State the count of lines below in which the word "title" appears, and add nothing.

Listing
^^^^
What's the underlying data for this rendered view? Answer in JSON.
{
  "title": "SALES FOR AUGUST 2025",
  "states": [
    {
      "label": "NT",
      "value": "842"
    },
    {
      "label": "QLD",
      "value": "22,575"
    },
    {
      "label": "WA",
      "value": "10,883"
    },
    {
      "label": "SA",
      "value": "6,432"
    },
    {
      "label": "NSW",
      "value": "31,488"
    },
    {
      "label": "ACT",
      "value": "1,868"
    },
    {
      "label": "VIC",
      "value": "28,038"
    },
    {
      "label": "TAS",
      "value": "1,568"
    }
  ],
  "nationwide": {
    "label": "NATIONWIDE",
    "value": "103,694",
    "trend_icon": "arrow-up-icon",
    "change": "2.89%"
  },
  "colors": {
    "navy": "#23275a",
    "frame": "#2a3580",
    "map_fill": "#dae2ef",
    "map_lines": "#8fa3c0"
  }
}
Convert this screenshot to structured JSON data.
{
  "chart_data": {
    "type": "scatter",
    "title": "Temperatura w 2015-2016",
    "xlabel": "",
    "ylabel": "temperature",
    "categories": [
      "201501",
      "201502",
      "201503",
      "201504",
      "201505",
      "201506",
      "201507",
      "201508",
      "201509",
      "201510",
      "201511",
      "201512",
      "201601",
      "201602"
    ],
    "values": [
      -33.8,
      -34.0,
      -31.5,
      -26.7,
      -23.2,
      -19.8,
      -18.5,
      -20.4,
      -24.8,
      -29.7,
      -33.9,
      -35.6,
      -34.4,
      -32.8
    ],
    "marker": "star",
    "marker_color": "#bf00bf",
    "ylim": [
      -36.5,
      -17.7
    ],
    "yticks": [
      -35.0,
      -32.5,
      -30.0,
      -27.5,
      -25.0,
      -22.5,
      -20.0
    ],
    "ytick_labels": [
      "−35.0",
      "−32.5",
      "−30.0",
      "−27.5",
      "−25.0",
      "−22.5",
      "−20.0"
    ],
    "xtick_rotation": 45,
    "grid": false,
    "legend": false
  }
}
^^^^
Full answer
2